PROBLEM DETAILS
Give only the number of lines in the listing below where the string "Điều" occurs.

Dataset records
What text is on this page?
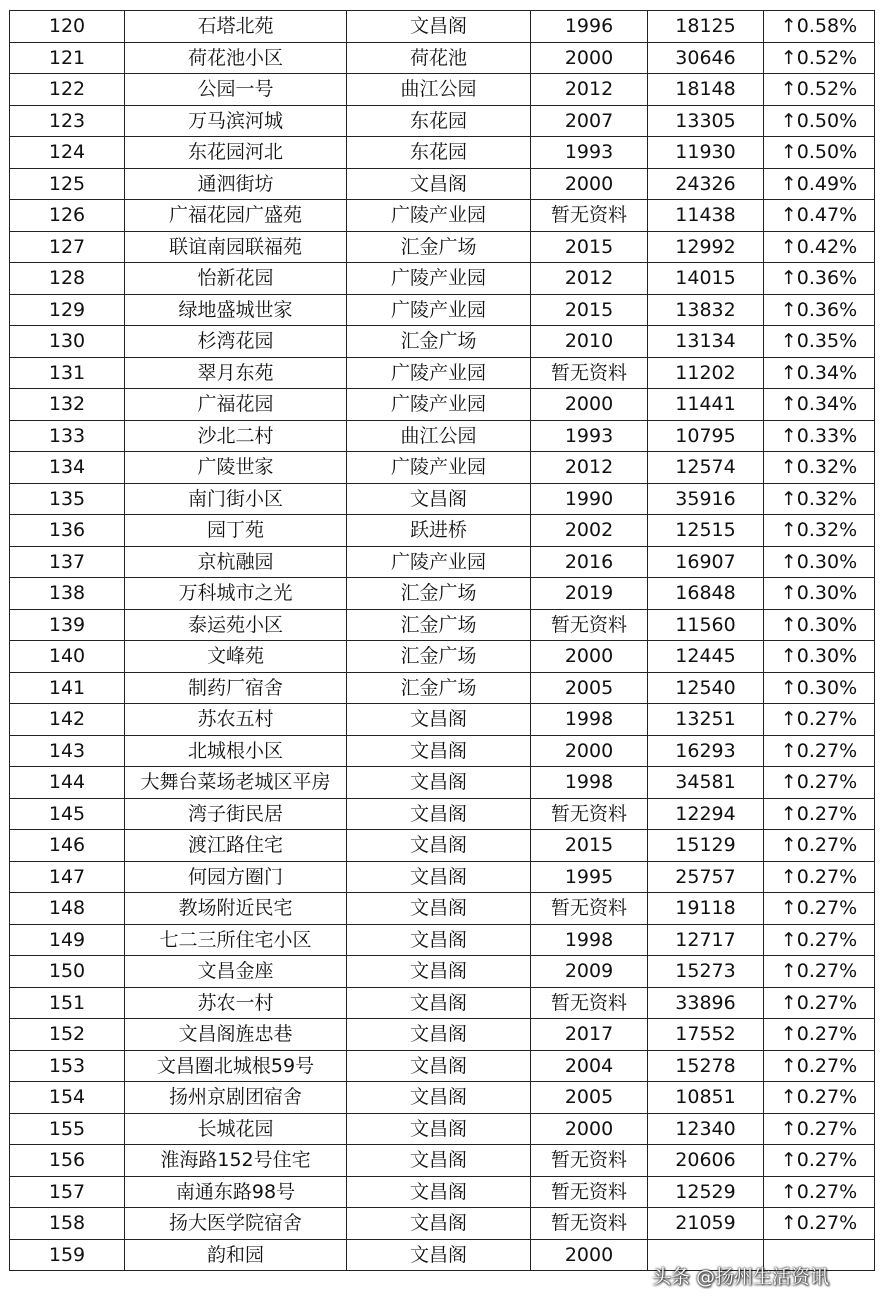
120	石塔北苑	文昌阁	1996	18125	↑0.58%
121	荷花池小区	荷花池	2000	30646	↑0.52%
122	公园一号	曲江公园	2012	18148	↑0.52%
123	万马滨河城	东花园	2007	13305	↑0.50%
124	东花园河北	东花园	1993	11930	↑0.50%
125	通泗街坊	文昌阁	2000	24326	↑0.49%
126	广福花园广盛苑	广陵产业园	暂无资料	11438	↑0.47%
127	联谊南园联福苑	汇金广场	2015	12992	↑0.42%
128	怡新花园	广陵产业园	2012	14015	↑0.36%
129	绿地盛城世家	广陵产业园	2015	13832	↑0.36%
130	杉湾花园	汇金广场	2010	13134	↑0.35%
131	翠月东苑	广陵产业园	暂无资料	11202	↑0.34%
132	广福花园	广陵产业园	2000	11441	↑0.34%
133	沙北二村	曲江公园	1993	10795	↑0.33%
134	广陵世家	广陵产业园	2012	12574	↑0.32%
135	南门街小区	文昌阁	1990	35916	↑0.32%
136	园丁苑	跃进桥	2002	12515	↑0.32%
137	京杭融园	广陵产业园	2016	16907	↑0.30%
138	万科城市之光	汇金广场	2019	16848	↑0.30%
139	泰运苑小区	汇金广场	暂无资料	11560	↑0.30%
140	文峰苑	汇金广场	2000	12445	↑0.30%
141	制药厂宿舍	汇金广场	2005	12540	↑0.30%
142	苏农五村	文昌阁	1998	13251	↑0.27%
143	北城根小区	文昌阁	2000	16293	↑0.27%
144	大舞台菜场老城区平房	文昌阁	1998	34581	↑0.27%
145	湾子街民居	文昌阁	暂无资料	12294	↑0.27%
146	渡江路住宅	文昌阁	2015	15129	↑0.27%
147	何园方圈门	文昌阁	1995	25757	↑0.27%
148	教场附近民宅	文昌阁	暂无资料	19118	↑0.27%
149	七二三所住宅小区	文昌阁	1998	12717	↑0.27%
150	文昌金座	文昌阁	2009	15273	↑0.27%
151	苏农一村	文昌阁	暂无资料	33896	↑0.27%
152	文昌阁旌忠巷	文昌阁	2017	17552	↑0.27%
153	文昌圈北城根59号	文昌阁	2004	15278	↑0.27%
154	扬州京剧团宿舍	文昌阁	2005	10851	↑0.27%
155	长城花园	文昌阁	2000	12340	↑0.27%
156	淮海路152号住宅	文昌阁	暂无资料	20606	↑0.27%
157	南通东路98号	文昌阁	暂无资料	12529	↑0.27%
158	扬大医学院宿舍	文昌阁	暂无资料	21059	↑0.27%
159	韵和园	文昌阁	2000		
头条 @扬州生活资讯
---
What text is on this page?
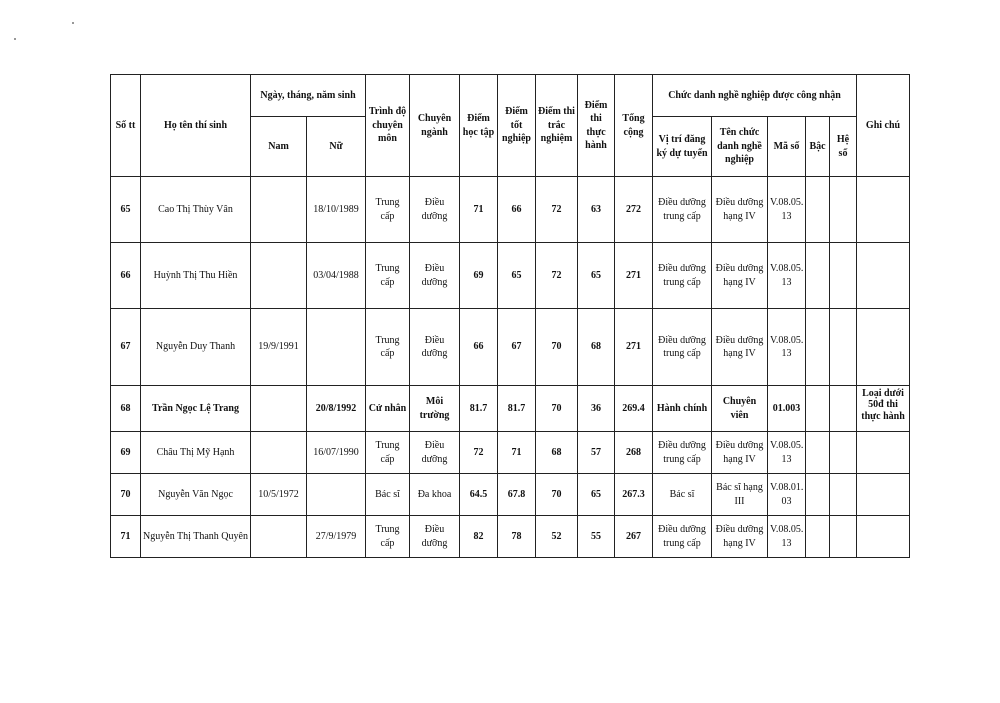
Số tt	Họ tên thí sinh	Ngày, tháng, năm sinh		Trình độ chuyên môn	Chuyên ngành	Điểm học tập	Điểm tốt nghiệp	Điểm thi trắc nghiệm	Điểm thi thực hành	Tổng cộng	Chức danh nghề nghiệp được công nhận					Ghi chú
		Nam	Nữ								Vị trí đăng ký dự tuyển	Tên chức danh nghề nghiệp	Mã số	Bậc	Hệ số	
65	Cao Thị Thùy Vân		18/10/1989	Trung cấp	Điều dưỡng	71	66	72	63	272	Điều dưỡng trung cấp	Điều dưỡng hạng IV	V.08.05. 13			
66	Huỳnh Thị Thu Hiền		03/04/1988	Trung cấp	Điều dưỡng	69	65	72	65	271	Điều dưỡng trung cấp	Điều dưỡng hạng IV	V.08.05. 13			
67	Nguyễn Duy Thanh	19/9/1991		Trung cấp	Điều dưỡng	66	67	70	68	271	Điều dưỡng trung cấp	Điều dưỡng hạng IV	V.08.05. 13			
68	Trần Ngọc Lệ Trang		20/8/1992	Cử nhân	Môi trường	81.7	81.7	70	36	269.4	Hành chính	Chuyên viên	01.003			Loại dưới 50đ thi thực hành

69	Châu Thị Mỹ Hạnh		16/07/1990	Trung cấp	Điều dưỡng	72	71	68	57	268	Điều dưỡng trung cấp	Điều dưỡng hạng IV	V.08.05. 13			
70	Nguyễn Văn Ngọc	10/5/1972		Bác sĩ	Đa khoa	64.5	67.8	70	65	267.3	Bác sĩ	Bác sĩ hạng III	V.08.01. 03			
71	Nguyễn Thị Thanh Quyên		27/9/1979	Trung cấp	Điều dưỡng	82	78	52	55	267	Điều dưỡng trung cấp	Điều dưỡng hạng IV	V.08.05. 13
...
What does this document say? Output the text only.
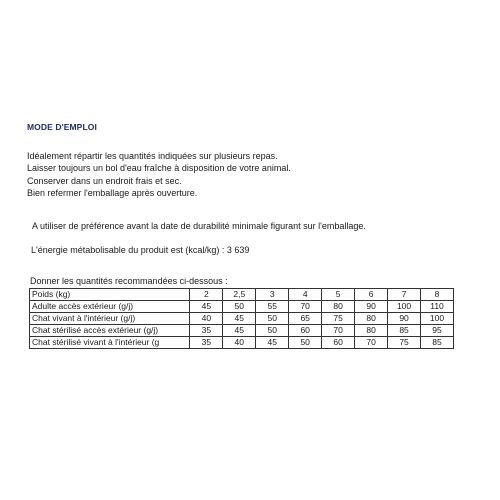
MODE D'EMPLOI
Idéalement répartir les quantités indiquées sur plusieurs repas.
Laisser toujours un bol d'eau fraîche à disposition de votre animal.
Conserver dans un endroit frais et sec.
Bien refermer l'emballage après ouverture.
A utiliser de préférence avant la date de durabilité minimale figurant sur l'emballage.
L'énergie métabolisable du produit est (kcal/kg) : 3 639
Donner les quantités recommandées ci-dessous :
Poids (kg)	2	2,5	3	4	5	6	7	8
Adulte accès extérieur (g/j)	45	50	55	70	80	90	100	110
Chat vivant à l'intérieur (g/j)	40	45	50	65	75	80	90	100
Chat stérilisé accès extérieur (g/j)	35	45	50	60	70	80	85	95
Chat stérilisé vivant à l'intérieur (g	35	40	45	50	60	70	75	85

RESULT BELOW
5